Directive: Return each line holding the string "mesh".

Records provided:
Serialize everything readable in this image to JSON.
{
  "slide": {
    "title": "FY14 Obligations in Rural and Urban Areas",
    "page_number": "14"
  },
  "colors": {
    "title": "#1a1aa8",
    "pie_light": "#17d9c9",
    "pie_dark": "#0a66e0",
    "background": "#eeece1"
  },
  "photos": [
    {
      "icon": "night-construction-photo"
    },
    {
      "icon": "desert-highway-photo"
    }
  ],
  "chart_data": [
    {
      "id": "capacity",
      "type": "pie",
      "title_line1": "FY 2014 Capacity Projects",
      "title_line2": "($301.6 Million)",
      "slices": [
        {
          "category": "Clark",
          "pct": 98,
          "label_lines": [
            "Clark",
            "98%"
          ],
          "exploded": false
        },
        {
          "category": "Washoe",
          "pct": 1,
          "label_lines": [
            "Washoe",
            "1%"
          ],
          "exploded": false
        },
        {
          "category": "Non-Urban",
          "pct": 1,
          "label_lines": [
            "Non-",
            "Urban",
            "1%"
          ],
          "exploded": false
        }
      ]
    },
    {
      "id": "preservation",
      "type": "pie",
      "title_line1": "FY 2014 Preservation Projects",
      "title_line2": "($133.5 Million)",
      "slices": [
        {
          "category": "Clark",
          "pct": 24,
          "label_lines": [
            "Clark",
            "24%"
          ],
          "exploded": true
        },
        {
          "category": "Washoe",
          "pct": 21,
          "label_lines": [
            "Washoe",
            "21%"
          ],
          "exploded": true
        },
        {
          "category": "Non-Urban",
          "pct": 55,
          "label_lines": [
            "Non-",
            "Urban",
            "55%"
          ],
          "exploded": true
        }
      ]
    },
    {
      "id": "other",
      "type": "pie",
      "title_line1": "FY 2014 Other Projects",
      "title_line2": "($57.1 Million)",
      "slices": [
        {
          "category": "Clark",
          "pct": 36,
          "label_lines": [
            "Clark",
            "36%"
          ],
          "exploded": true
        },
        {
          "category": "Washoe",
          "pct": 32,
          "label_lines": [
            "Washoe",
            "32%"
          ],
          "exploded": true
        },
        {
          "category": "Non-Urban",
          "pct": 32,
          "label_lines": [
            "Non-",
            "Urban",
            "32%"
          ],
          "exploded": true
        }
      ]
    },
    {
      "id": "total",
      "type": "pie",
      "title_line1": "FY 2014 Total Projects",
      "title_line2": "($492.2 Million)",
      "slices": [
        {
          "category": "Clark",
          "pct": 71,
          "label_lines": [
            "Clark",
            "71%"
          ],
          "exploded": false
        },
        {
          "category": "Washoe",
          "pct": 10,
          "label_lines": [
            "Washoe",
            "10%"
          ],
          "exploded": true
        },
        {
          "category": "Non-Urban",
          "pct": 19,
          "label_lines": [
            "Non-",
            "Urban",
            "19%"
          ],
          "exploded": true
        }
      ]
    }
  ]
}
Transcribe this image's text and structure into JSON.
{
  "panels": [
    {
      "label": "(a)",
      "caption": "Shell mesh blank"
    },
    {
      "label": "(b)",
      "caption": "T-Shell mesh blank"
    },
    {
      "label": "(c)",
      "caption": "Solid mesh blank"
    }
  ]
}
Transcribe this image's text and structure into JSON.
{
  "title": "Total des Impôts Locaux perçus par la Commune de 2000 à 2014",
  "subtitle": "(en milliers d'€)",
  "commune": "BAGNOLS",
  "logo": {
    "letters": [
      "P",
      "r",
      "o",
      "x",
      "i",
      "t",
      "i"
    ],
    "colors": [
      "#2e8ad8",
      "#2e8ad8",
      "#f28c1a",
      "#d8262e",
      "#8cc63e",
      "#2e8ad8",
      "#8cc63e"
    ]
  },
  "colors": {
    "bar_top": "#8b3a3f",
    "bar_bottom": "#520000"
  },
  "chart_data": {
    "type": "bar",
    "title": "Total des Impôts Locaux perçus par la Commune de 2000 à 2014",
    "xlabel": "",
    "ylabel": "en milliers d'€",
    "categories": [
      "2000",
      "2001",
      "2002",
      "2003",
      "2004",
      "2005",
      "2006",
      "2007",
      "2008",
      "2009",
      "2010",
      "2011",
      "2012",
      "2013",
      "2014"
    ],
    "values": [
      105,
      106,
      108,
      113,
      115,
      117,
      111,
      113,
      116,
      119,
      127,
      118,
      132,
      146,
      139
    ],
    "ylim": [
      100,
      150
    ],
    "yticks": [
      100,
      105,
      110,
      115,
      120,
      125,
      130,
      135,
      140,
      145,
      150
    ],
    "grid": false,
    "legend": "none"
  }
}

Response to the task:
      "caption": "Shell mesh blank"
      "caption": "T-Shell mesh blank"
      "caption": "Solid mesh blank"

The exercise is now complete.